Supplied passage.
This is a working implementation of PyAny<'a>.

By working - I mean tests pass on my machine (except doctests). I think the code is still heavily WIP, because I ended up making a few hacks to make things compile. I wanted to get to a point where we could have something to play with to assess ergonomics, and how it feels versus the new proposal in #679.

Some initial observations:

Owned, Borrowed and Lifetimes

  • Owned pointers are now obviously owned in docs - they are PyAny<'py>
  • Borrowed pointers are also very straightforward - they are &'a PyAny<'py>
    • The lifetime 'a is the lifetime of the PyAny we're borrowing from.

Because there are now more input lifetimes to functions, there are a few more cases where Rust asks for lifetime annotations. We might want to make the recommendation that users return Py<T> owned pointers always to avoid lifetime complexity.

Reference counting

As well as ownership above, incrementing and decrementing reference counts is done by PyAny::clone() and PyAny::drop() respectively.

PyAny deref

After making PyAny<'py>, I also was able to make e.g.

Extracted data.
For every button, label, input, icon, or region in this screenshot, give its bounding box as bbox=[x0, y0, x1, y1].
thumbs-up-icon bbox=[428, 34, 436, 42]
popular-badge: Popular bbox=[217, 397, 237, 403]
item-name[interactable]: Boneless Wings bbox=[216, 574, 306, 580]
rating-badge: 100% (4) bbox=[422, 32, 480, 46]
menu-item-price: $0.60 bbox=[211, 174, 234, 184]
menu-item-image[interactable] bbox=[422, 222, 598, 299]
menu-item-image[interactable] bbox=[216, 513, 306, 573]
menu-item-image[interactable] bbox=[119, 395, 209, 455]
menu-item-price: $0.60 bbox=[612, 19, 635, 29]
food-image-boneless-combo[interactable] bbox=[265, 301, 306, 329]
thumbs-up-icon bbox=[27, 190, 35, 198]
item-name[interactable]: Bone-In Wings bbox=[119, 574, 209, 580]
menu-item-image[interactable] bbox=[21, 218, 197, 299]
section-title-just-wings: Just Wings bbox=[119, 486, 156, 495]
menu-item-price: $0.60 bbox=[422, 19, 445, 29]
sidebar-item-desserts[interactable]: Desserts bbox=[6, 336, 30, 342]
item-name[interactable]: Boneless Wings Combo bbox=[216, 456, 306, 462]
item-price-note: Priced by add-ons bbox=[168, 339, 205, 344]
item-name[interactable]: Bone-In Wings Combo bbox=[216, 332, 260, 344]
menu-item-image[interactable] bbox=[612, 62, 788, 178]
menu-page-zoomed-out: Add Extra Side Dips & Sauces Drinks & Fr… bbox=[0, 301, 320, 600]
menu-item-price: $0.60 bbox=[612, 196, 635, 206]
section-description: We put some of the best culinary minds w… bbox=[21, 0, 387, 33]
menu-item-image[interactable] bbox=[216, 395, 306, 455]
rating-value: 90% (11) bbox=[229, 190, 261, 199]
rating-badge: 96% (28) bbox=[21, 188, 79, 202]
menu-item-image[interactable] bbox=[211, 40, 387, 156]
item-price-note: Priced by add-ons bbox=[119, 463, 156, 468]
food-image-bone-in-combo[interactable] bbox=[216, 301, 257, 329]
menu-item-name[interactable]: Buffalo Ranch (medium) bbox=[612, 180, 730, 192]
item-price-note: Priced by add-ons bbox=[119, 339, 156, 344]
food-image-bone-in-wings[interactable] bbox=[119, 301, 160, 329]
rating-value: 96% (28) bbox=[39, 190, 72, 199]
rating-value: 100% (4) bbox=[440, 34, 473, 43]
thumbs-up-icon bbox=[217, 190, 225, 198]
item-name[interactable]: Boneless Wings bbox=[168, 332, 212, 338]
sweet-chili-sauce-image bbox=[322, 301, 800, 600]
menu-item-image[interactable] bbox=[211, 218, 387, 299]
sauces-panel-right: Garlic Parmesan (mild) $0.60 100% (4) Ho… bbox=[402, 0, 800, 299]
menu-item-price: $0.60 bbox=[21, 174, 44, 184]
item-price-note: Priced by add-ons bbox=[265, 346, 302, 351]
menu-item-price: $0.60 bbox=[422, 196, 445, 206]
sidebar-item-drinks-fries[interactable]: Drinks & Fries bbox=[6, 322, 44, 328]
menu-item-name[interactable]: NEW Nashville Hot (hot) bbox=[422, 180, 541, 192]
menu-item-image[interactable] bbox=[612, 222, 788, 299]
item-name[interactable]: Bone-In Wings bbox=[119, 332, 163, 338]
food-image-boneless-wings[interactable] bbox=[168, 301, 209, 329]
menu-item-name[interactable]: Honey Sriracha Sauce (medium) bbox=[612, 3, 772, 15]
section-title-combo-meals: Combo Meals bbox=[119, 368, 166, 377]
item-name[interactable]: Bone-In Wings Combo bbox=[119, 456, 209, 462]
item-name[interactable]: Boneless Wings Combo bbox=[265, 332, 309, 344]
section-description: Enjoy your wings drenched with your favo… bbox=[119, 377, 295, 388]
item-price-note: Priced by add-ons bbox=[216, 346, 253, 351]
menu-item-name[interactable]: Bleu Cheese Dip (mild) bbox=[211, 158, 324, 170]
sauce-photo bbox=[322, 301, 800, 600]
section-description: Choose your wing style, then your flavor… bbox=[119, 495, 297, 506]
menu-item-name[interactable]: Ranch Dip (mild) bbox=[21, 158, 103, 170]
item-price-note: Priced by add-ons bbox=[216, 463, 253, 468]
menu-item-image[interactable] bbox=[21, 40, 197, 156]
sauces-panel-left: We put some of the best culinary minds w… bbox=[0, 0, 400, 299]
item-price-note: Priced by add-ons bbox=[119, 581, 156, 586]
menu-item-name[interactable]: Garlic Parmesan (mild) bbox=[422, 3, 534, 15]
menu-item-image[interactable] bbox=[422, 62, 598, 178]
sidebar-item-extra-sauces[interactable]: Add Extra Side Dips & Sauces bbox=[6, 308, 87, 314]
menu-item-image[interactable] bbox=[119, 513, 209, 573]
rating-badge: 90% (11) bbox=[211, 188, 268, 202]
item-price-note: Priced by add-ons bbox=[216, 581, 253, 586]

Task brief.
According to the PyAny notes, which methods increment and decrement reference counts? Answer from the PyAny notes alone, not from the material.

Result of this task.
PyAny::clone() increments reference counts, and PyAny::drop() decrements them.